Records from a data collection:
—————

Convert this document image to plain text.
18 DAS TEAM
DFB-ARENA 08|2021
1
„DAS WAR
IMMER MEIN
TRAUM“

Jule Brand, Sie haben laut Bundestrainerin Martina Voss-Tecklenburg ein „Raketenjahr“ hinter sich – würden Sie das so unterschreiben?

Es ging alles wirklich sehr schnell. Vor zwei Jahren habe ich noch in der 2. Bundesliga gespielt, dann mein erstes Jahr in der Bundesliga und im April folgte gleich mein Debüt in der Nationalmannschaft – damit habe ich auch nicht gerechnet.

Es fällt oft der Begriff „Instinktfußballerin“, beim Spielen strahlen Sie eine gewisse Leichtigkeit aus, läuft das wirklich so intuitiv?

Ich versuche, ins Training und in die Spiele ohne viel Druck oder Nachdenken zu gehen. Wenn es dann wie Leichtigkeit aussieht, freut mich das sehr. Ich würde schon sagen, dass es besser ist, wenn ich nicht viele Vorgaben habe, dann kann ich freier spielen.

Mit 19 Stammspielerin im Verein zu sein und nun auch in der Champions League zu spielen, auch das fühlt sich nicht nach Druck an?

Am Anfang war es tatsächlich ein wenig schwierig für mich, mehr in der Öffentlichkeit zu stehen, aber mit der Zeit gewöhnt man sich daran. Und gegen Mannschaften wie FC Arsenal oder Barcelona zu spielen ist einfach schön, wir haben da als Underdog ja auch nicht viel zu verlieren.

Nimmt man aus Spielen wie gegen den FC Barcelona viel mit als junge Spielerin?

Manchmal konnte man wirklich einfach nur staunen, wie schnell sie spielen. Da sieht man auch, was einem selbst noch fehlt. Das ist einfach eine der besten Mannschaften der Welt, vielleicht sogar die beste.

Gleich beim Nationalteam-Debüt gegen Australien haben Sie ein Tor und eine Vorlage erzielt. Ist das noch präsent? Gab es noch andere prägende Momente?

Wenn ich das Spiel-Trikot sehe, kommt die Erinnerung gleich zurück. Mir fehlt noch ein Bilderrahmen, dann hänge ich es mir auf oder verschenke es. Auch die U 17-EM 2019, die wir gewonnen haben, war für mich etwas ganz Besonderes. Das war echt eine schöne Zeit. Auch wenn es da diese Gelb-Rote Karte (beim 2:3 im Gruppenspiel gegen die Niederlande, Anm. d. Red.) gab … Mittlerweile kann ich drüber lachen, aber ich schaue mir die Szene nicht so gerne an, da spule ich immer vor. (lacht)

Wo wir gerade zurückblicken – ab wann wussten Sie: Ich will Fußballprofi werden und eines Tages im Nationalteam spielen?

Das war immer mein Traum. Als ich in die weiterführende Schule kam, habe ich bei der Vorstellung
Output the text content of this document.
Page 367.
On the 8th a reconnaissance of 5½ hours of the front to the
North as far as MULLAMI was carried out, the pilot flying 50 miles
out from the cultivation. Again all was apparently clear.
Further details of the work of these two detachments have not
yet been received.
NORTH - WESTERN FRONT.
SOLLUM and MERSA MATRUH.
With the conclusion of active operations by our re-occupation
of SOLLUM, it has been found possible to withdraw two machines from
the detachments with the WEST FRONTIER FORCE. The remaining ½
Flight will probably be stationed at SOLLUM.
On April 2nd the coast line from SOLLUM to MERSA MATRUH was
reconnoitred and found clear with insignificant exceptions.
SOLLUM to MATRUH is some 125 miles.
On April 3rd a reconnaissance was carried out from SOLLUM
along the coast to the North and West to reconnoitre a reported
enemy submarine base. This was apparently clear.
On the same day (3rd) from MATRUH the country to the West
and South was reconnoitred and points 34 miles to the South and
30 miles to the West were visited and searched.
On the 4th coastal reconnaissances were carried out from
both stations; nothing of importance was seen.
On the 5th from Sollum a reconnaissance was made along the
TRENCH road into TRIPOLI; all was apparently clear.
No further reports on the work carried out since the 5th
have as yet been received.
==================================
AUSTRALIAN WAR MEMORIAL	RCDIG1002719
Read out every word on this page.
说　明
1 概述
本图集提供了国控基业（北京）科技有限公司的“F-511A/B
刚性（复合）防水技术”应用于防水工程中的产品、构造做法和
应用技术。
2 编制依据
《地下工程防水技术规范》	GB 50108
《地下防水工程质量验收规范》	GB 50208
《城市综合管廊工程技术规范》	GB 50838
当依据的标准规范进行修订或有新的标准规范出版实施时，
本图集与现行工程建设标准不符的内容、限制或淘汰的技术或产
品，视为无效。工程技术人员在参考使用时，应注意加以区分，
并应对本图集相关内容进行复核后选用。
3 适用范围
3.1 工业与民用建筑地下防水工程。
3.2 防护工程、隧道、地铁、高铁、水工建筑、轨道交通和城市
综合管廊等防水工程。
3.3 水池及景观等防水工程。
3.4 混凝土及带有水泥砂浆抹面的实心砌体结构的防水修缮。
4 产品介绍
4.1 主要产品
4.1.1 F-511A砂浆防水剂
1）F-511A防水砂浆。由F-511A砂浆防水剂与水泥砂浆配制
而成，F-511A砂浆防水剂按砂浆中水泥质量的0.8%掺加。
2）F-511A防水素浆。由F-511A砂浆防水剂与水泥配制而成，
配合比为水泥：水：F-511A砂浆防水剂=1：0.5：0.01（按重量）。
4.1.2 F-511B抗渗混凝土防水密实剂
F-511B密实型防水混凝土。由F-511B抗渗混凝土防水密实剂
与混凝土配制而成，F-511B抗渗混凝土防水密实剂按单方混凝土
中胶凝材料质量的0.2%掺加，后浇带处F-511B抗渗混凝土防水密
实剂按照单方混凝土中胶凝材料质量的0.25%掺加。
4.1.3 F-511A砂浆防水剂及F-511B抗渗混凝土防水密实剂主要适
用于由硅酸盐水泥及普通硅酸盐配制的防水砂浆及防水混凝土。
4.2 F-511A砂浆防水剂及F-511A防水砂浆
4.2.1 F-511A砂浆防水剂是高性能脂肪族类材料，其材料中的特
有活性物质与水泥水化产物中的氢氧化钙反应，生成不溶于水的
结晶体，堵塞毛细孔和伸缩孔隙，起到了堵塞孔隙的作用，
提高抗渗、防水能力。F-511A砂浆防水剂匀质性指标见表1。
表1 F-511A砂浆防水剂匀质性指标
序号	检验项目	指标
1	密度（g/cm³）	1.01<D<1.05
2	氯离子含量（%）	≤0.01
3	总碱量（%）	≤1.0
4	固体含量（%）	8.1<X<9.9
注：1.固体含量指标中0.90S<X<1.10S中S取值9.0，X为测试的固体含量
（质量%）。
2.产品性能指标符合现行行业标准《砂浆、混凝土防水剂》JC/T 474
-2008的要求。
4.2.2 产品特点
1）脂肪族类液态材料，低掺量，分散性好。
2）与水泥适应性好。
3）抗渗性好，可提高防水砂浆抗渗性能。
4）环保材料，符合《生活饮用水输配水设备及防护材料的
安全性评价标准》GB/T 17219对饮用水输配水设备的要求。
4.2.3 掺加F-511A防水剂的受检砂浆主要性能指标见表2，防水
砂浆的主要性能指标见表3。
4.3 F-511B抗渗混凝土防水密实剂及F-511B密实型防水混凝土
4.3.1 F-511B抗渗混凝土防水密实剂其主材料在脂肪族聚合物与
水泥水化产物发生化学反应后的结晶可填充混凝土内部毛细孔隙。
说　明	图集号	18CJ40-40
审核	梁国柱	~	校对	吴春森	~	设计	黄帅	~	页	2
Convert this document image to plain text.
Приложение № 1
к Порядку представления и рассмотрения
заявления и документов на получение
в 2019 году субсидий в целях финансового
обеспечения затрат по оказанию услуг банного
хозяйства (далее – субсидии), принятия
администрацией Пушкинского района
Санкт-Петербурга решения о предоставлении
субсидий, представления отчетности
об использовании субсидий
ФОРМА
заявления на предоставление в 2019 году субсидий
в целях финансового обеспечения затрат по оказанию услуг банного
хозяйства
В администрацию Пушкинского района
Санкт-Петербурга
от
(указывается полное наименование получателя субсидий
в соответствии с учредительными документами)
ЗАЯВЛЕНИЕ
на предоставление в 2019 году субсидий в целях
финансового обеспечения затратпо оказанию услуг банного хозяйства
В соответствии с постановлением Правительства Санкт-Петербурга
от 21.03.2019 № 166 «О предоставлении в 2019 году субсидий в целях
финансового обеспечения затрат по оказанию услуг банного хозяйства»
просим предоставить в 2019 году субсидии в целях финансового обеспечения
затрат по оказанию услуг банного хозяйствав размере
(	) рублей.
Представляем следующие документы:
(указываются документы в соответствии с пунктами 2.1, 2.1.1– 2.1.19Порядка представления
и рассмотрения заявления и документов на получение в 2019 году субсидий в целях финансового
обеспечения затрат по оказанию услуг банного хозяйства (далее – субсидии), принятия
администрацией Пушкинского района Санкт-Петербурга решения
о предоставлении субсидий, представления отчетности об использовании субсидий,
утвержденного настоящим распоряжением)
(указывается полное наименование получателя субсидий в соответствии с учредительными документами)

—————

# Task requirements:
Which lines of the data above contain "Санкт"? Copy each one.

# Output for this task:
Санкт-Петербурга решения о предоставлении
Санкт-Петербурга
В соответствии с постановлением Правительства Санкт-Петербурга
администрацией Пушкинского района Санкт-Петербурга решения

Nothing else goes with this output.